[Begin EXTRACTED INFORMATION]

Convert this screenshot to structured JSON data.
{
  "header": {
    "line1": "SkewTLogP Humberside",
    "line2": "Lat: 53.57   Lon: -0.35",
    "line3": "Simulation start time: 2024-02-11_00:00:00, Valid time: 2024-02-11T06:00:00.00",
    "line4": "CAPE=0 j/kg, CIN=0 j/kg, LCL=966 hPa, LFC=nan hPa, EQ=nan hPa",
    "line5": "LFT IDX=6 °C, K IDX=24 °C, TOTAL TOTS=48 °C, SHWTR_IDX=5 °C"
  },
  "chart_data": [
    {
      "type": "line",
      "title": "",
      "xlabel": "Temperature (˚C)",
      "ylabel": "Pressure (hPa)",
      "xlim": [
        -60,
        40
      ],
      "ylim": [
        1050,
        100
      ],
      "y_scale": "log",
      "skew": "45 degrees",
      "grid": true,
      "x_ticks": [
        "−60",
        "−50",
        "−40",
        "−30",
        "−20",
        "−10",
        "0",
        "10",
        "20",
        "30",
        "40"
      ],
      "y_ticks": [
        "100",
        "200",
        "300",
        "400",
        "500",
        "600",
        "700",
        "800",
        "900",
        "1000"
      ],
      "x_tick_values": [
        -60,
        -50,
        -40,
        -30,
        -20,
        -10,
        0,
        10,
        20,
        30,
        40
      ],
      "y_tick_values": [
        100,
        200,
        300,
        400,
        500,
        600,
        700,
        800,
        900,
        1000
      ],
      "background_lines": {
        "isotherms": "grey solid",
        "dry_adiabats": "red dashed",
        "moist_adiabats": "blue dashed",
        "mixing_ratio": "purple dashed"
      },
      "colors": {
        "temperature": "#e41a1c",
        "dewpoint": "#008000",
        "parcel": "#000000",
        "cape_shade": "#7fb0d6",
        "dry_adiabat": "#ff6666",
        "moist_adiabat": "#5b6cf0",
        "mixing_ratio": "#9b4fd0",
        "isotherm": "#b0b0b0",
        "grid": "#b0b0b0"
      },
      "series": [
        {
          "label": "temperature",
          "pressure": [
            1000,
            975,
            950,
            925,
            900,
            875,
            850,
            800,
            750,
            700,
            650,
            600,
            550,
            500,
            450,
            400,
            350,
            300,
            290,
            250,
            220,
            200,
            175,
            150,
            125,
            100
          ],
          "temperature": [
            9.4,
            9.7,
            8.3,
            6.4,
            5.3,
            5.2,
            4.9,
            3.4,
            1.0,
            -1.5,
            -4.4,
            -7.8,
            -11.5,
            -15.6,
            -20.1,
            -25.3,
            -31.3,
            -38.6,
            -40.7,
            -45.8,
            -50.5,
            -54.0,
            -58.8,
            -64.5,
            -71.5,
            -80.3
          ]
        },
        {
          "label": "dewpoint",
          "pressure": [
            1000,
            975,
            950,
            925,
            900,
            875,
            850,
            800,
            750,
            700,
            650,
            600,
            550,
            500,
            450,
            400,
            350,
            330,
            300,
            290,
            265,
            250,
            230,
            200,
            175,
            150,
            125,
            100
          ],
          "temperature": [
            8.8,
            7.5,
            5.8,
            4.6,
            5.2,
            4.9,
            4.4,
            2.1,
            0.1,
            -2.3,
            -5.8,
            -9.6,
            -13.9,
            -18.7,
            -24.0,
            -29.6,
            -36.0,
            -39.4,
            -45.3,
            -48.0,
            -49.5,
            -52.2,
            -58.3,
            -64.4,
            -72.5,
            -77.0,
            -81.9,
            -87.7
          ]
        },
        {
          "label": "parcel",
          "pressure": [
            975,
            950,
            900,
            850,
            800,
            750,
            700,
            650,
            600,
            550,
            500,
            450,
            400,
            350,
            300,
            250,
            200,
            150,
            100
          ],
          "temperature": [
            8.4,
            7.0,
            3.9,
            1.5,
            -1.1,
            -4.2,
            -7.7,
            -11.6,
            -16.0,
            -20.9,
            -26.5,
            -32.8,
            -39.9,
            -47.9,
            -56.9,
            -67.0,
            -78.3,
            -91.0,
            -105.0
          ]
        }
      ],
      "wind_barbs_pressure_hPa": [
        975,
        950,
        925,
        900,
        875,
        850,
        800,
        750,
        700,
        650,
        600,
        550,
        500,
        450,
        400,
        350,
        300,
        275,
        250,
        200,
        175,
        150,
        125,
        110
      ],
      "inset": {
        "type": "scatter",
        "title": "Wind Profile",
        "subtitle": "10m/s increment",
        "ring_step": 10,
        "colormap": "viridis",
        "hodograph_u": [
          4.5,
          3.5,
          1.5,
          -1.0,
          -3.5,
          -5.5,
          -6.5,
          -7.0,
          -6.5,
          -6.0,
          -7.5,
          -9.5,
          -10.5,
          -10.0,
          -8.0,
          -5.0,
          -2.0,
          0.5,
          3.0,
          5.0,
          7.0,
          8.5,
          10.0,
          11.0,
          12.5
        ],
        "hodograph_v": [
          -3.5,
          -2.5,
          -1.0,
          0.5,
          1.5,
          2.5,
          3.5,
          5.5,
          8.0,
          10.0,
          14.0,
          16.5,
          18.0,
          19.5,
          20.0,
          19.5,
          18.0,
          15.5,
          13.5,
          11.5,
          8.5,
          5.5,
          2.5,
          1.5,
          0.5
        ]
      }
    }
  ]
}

[End EXTRACTED INFORMATION]

WHAT IS REQUIRED: Extract each line of the listing above, copying it word for word.

CORRECT ANSWER:
Convert this screenshot to structured JSON data.
{
  "header": {
    "line1": "SkewTLogP Humberside",
    "line2": "Lat: 53.57   Lon: -0.35",
    "line3": "Simulation start time: 2024-02-11_00:00:00, Valid time: 2024-02-11T06:00:00.00",
    "line4": "CAPE=0 j/kg, CIN=0 j/kg, LCL=966 hPa, LFC=nan hPa, EQ=nan hPa",
    "line5": "LFT IDX=6 °C, K IDX=24 °C, TOTAL TOTS=48 °C, SHWTR_IDX=5 °C"
  },
  "chart_data": [
    {
      "type": "line",
      "title": "",
      "xlabel": "Temperature (˚C)",
      "ylabel": "Pressure (hPa)",
      "xlim": [
        -60,
        40
      ],
      "ylim": [
        1050,
        100
      ],
      "y_scale": "log",
      "skew": "45 degrees",
      "grid": true,
      "x_ticks": [
        "−60",
        "−50",
        "−40",
        "−30",
        "−20",
        "−10",
        "0",
        "10",
        "20",
        "30",
        "40"
      ],
      "y_ticks": [
        "100",
        "200",
        "300",
        "400",
        "500",
        "600",
        "700",
        "800",
        "900",
        "1000"
      ],
      "x_tick_values": [
        -60,
        -50,
        -40,
        -30,
        -20,
        -10,
        0,
        10,
        20,
        30,
        40
      ],
      "y_tick_values": [
        100,
        200,
        300,
        400,
        500,
        600,
        700,
        800,
        900,
        1000
      ],
      "background_lines": {
        "isotherms": "grey solid",
        "dry_adiabats": "red dashed",
        "moist_adiabats": "blue dashed",
        "mixing_ratio": "purple dashed"
      },
      "colors": {
        "temperature": "#e41a1c",
        "dewpoint": "#008000",
        "parcel": "#000000",
        "cape_shade": "#7fb0d6",
        "dry_adiabat": "#ff6666",
        "moist_adiabat": "#5b6cf0",
        "mixing_ratio": "#9b4fd0",
        "isotherm": "#b0b0b0",
        "grid": "#b0b0b0"
      },
      "series": [
        {
          "label": "temperature",
          "pressure": [
            1000,
            975,
            950,
            925,
            900,
            875,
            850,
            800,
            750,
            700,
            650,
            600,
            550,
            500,
            450,
            400,
            350,
            300,
            290,
            250,
            220,
            200,
            175,
            150,
            125,
            100
          ],
          "temperature": [
            9.4,
            9.7,
            8.3,
            6.4,
            5.3,
            5.2,
            4.9,
            3.4,
            1.0,
            -1.5,
            -4.4,
            -7.8,
            -11.5,
            -15.6,
            -20.1,
            -25.3,
            -31.3,
            -38.6,
            -40.7,
            -45.8,
            -50.5,
            -54.0,
            -58.8,
            -64.5,
            -71.5,
            -80.3
          ]
        },
        {
          "label": "dewpoint",
          "pressure": [
            1000,
            975,
            950,
            925,
            900,
            875,
            850,
            800,
            750,
            700,
            650,
            600,
            550,
            500,
            450,
            400,
            350,
            330,
            300,
            290,
            265,
            250,
            230,
            200,
            175,
            150,
            125,
            100
          ],
          "temperature": [
            8.8,
            7.5,
            5.8,
            4.6,
            5.2,
            4.9,
            4.4,
            2.1,
            0.1,
            -2.3,
            -5.8,
            -9.6,
            -13.9,
            -18.7,
            -24.0,
            -29.6,
            -36.0,
            -39.4,
            -45.3,
            -48.0,
            -49.5,
            -52.2,
            -58.3,
            -64.4,
            -72.5,
            -77.0,
            -81.9,
            -87.7
          ]
        },
        {
          "label": "parcel",
          "pressure": [
            975,
            950,
            900,
            850,
            800,
            750,
            700,
            650,
            600,
            550,
            500,
            450,
            400,
            350,
            300,
            250,
            200,
            150,
            100
          ],
          "temperature": [
            8.4,
            7.0,
            3.9,
            1.5,
            -1.1,
            -4.2,
            -7.7,
            -11.6,
            -16.0,
            -20.9,
            -26.5,
            -32.8,
            -39.9,
            -47.9,
            -56.9,
            -67.0,
            -78.3,
            -91.0,
            -105.0
          ]
        }
      ],
      "wind_barbs_pressure_hPa": [
        975,
        950,
        925,
        900,
        875,
        850,
        800,
        750,
        700,
        650,
        600,
        550,
        500,
        450,
        400,
        350,
        300,
        275,
        250,
        200,
        175,
        150,
        125,
        110
      ],
      "inset": {
        "type": "scatter",
        "title": "Wind Profile",
        "subtitle": "10m/s increment",
        "ring_step": 10,
        "colormap": "viridis",
        "hodograph_u": [
          4.5,
          3.5,
          1.5,
          -1.0,
          -3.5,
          -5.5,
          -6.5,
          -7.0,
          -6.5,
          -6.0,
          -7.5,
          -9.5,
          -10.5,
          -10.0,
          -8.0,
          -5.0,
          -2.0,
          0.5,
          3.0,
          5.0,
          7.0,
          8.5,
          10.0,
          11.0,
          12.5
        ],
        "hodograph_v": [
          -3.5,
          -2.5,
          -1.0,
          0.5,
          1.5,
          2.5,
          3.5,
          5.5,
          8.0,
          10.0,
          14.0,
          16.5,
          18.0,
          19.5,
          20.0,
          19.5,
          18.0,
          15.5,
          13.5,
          11.5,
          8.5,
          5.5,
          2.5,
          1.5,
          0.5
        ]
      }
    }
  ]
}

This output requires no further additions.